— begin DATA IN THIS EXERCISE —

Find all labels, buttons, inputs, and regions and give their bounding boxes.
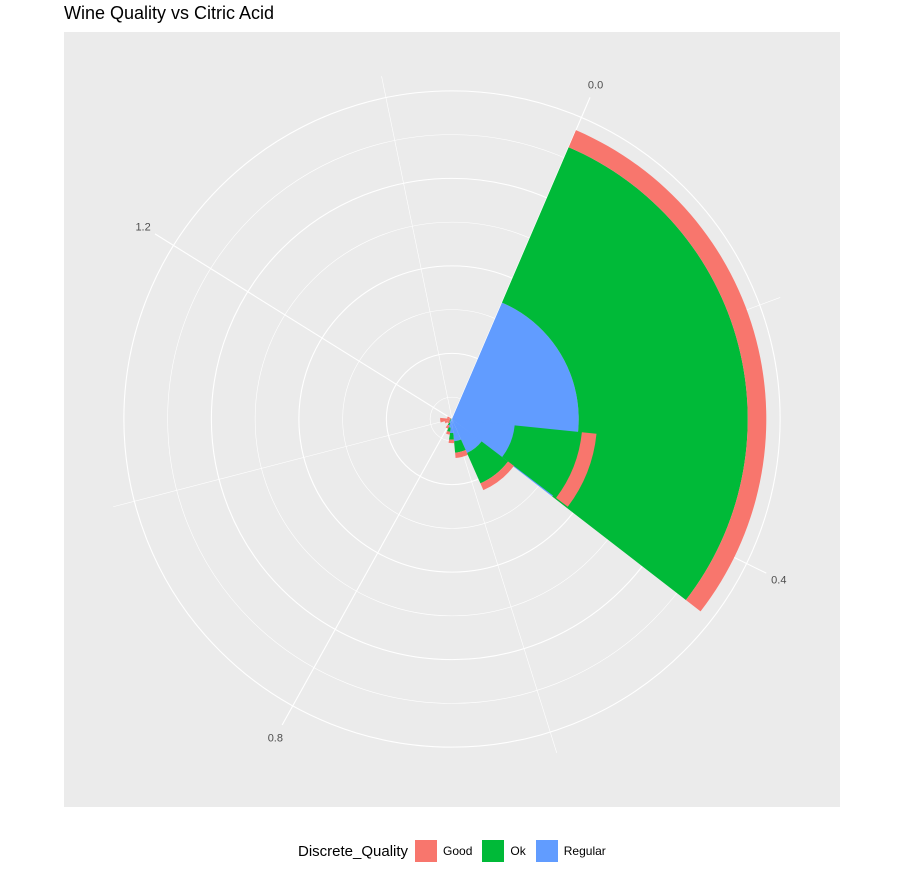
bar-segment-good	[440, 417, 451, 423]
grid-spoke-minor	[113, 418, 453, 508]
bar-segment-regular	[450, 419, 454, 434]
grid-spoke-minor	[381, 76, 453, 420]
bars	[440, 130, 767, 612]
bar-segment-ok	[447, 422, 451, 426]
bar-segment-ok	[449, 432, 454, 440]
bar-segment-ok	[450, 418, 452, 420]
grid-spoke	[154, 233, 453, 420]
bar-segment-good	[480, 461, 514, 491]
theta-tick-label: 0.0	[588, 79, 603, 91]
legend-label-ok: Ok	[510, 844, 526, 858]
bar-segment-ok	[449, 420, 451, 422]
bar-segment-good	[455, 450, 468, 459]
theta-tick-label: 1.2	[135, 221, 150, 233]
theta-tick-label: 0.4	[771, 574, 786, 586]
bar-segment-good	[568, 130, 767, 612]
grid-ring	[123, 90, 781, 748]
legend: Discrete_Quality Good Ok Regular	[298, 839, 616, 863]
legend-label-regular: Regular	[563, 844, 606, 858]
bar-segment-good	[556, 432, 597, 507]
bar-segment-good	[445, 424, 450, 429]
bar-segment-regular	[450, 419, 452, 421]
bar-segment-regular	[452, 419, 462, 442]
bar-segment-ok	[449, 419, 451, 421]
legend-key-regular	[535, 840, 558, 862]
legend-key-good	[415, 840, 438, 862]
bar-segment-ok	[502, 425, 582, 498]
bar-segment-good	[447, 420, 450, 424]
grid-spoke	[281, 418, 453, 726]
axis-labels: 0.0 0.4 0.8 1.2	[135, 79, 786, 744]
legend-item-ok: Ok	[482, 840, 526, 862]
bar-segment-regular	[448, 419, 452, 428]
bar-segment-good	[447, 416, 451, 419]
bar-segment-good	[446, 431, 451, 435]
legend-title: Discrete_Quality	[298, 842, 409, 860]
legend-label-good: Good	[443, 844, 473, 858]
theta-tick-label: 0.8	[268, 732, 283, 744]
bar-segment-regular	[449, 419, 452, 423]
chart-title: Wine Quality vs Citric Acid	[64, 3, 275, 23]
bar-segment-regular	[450, 419, 452, 420]
bar-segment-good	[448, 439, 455, 444]
bar-segment-good	[444, 419, 450, 424]
grid-spoke-minor	[451, 418, 558, 754]
bar-segment-regular	[452, 419, 515, 458]
bar-segment-ok	[454, 439, 466, 453]
bar-segment-regular	[452, 419, 482, 453]
legend-item-regular: Regular	[535, 840, 606, 862]
legend-key-ok	[482, 840, 505, 862]
bar-segment-ok	[447, 427, 451, 432]
bar-segment-ok	[450, 418, 452, 419]
bar-segment-ok	[466, 441, 509, 484]
legend-item-good: Good	[415, 840, 472, 862]
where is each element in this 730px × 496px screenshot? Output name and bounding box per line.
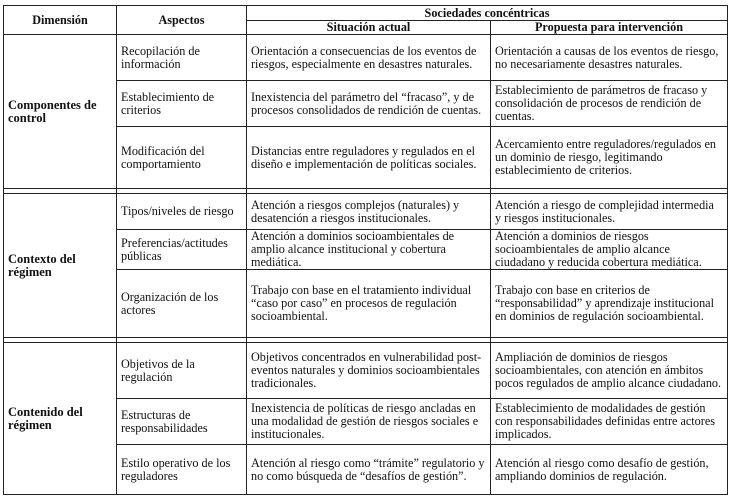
current-cell: Orientación a consecuencias de los event… [246, 34, 491, 81]
current-cell: Inexistencia de políticas de riesgo ancl… [246, 398, 491, 445]
current-cell: Objetivos concentrados en vulnerabilidad… [246, 342, 491, 399]
comparison-table: Dimensión Aspectos Sociedades concéntric… [3, 5, 728, 495]
proposal-cell: Atención a riesgo de complejidad interme… [490, 193, 728, 230]
aspect-cell: Organización de los actores [116, 269, 247, 338]
current-cell: Trabajo con base en el tratamiento indiv… [246, 269, 491, 338]
table-row: Estructuras de responsabilidades Inexiste… [4, 398, 728, 445]
aspect-cell: Modificación del comportamiento [116, 126, 247, 189]
header-group: Sociedades concéntricas [246, 5, 728, 21]
current-cell: Atención a riesgos complejos (naturales)… [246, 193, 491, 230]
header-proposal: Propuesta para intervención [490, 20, 728, 35]
table-row: Contexto del régimen Tipos/niveles de rie… [3, 193, 728, 338]
current-cell: Atención a dominios socioambientales de … [246, 229, 491, 270]
aspect-cell: Tipos/niveles de riesgo [116, 193, 247, 230]
proposal-cell: Atención al riesgo como desafío de gesti… [490, 444, 728, 495]
table-row: Componentes de control Recopilación de in… [3, 34, 728, 189]
proposal-cell: Establecimiento de modalidades de gestió… [490, 398, 728, 445]
table-row: Contenido del régimen Objetivos de la reg… [3, 342, 728, 495]
current-cell: Atención al riesgo como “trámite” regula… [246, 444, 491, 495]
header-aspects: Aspectos [116, 5, 247, 35]
proposal-cell: Acercamiento entre reguladores/regulados… [490, 126, 728, 189]
dimension-cell: Componentes de control [3, 34, 117, 189]
proposal-cell: Atención a dominios de riesgos socioambi… [490, 229, 728, 270]
header-dimension: Dimensión [3, 5, 117, 35]
aspect-cell: Establecimiento de criterios [116, 80, 247, 127]
table-row: Establecimiento de criterios Inexistencia… [4, 80, 728, 127]
proposal-cell: Orientación a causas de los eventos de r… [490, 34, 728, 81]
aspect-cell: Recopilación de información [116, 34, 247, 81]
aspect-cell: Estructuras de responsabilidades [116, 398, 247, 445]
dimension-cell: Contenido del régimen [3, 342, 117, 495]
table-row: Organización de los actores Trabajo con b… [4, 269, 728, 338]
aspect-cell: Objetivos de la regulación [116, 342, 247, 399]
table-row: Estilo operativo de los reguladores Atenc… [4, 444, 728, 495]
current-cell: Inexistencia del parámetro del “fracaso”… [246, 80, 491, 127]
header-current: Situación actual [246, 20, 491, 35]
aspect-cell: Preferencias/actitudes públicas [116, 229, 247, 270]
proposal-cell: Ampliación de dominios de riesgos socioa… [490, 342, 728, 399]
current-cell: Distancias entre reguladores y regulados… [246, 126, 491, 189]
proposal-cell: Establecimiento de parámetros de fracaso… [490, 80, 728, 127]
dimension-cell: Contexto del régimen [3, 193, 117, 338]
proposal-cell: Trabajo con base en criterios de “respon… [490, 269, 728, 338]
aspect-cell: Estilo operativo de los reguladores [116, 444, 247, 495]
table-row: Preferencias/actitudes públicas Atención … [4, 229, 728, 270]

— end DATA IN THIS EXERCISE —

» **WORK TO BE COMPLETED**
Copy out all of the records above word for word, omitting the pictures.

» **TASK SOLUTION**
Find all labels, buttons, inputs, and regions and give their bounding boxes.
bar-segment-good	[440, 417, 451, 423]
grid-spoke-minor	[113, 418, 453, 508]
bar-segment-regular	[450, 419, 454, 434]
grid-spoke-minor	[381, 76, 453, 420]
bars	[440, 130, 767, 612]
bar-segment-ok	[447, 422, 451, 426]
bar-segment-ok	[449, 432, 454, 440]
bar-segment-ok	[450, 418, 452, 420]
grid-spoke	[154, 233, 453, 420]
bar-segment-good	[480, 461, 514, 491]
theta-tick-label: 0.0	[588, 79, 603, 91]
legend-label-ok: Ok	[510, 844, 526, 858]
bar-segment-ok	[449, 420, 451, 422]
bar-segment-good	[455, 450, 468, 459]
theta-tick-label: 1.2	[135, 221, 150, 233]
theta-tick-label: 0.4	[771, 574, 786, 586]
bar-segment-good	[568, 130, 767, 612]
grid-ring	[123, 90, 781, 748]
legend: Discrete_Quality Good Ok Regular	[298, 839, 616, 863]
legend-label-regular: Regular	[563, 844, 606, 858]
bar-segment-good	[556, 432, 597, 507]
bar-segment-good	[445, 424, 450, 429]
bar-segment-regular	[450, 419, 452, 421]
bar-segment-regular	[452, 419, 462, 442]
bar-segment-ok	[449, 419, 451, 421]
legend-key-regular	[535, 840, 558, 862]
legend-key-good	[415, 840, 438, 862]
bar-segment-ok	[502, 425, 582, 498]
bar-segment-good	[447, 420, 450, 424]
grid-spoke	[281, 418, 453, 726]
axis-labels: 0.0 0.4 0.8 1.2	[135, 79, 786, 744]
legend-item-ok: Ok	[482, 840, 526, 862]
bar-segment-regular	[448, 419, 452, 428]
bar-segment-good	[447, 416, 451, 419]
bar-segment-good	[446, 431, 451, 435]
legend-title: Discrete_Quality	[298, 842, 409, 860]
legend-label-good: Good	[443, 844, 473, 858]
theta-tick-label: 0.8	[268, 732, 283, 744]
bar-segment-regular	[449, 419, 452, 423]
chart-title: Wine Quality vs Citric Acid	[64, 3, 275, 23]
bar-segment-regular	[450, 419, 452, 420]
bar-segment-good	[448, 439, 455, 444]
bar-segment-good	[444, 419, 450, 424]
grid-spoke-minor	[451, 418, 558, 754]
bar-segment-regular	[452, 419, 515, 458]
bar-segment-ok	[454, 439, 466, 453]
bar-segment-regular	[452, 419, 482, 453]
legend-item-regular: Regular	[535, 840, 606, 862]
legend-key-ok	[482, 840, 505, 862]
bar-segment-ok	[447, 427, 451, 432]
bar-segment-ok	[450, 418, 452, 419]
bar-segment-ok	[466, 441, 509, 484]
legend-item-good: Good	[415, 840, 472, 862]
where is each element in this 730px × 496px screenshot? Output name and bounding box per line.
current-cell: Orientación a consecuencias de los event… [246, 34, 491, 81]
current-cell: Inexistencia de políticas de riesgo ancl… [246, 398, 491, 445]
current-cell: Objetivos concentrados en vulnerabilidad… [246, 342, 491, 399]
comparison-table: Dimensión Aspectos Sociedades concéntric… [3, 5, 728, 495]
proposal-cell: Atención a riesgo de complejidad interme… [490, 193, 728, 230]
aspect-cell: Organización de los actores [116, 269, 247, 338]
current-cell: Trabajo con base en el tratamiento indiv… [246, 269, 491, 338]
table-row: Estructuras de responsabilidades Inexiste… [4, 398, 728, 445]
aspect-cell: Modificación del comportamiento [116, 126, 247, 189]
header-group: Sociedades concéntricas [246, 5, 728, 21]
current-cell: Atención a riesgos complejos (naturales)… [246, 193, 491, 230]
header-proposal: Propuesta para intervención [490, 20, 728, 35]
table-row: Contexto del régimen Tipos/niveles de rie… [3, 193, 728, 338]
current-cell: Atención a dominios socioambientales de … [246, 229, 491, 270]
aspect-cell: Tipos/niveles de riesgo [116, 193, 247, 230]
proposal-cell: Atención al riesgo como desafío de gesti… [490, 444, 728, 495]
table-row: Componentes de control Recopilación de in… [3, 34, 728, 189]
proposal-cell: Establecimiento de modalidades de gestió… [490, 398, 728, 445]
table-row: Contenido del régimen Objetivos de la reg… [3, 342, 728, 495]
current-cell: Atención al riesgo como “trámite” regula… [246, 444, 491, 495]
header-aspects: Aspectos [116, 5, 247, 35]
proposal-cell: Acercamiento entre reguladores/regulados… [490, 126, 728, 189]
dimension-cell: Componentes de control [3, 34, 117, 189]
proposal-cell: Atención a dominios de riesgos socioambi… [490, 229, 728, 270]
header-dimension: Dimensión [3, 5, 117, 35]
aspect-cell: Establecimiento de criterios [116, 80, 247, 127]
table-row: Establecimiento de criterios Inexistencia… [4, 80, 728, 127]
proposal-cell: Orientación a causas de los eventos de r… [490, 34, 728, 81]
aspect-cell: Recopilación de información [116, 34, 247, 81]
aspect-cell: Estructuras de responsabilidades [116, 398, 247, 445]
dimension-cell: Contenido del régimen [3, 342, 117, 495]
table-row: Organización de los actores Trabajo con b… [4, 269, 728, 338]
aspect-cell: Objetivos de la regulación [116, 342, 247, 399]
table-row: Estilo operativo de los reguladores Atenc… [4, 444, 728, 495]
current-cell: Inexistencia del parámetro del “fracaso”… [246, 80, 491, 127]
header-current: Situación actual [246, 20, 491, 35]
aspect-cell: Preferencias/actitudes públicas [116, 229, 247, 270]
proposal-cell: Ampliación de dominios de riesgos socioa… [490, 342, 728, 399]
current-cell: Distancias entre reguladores y regulados… [246, 126, 491, 189]
proposal-cell: Establecimiento de parámetros de fracaso… [490, 80, 728, 127]
dimension-cell: Contexto del régimen [3, 193, 117, 338]
proposal-cell: Trabajo con base en criterios de “respon… [490, 269, 728, 338]
aspect-cell: Estilo operativo de los reguladores [116, 444, 247, 495]
table-row: Preferencias/actitudes públicas Atención … [4, 229, 728, 270]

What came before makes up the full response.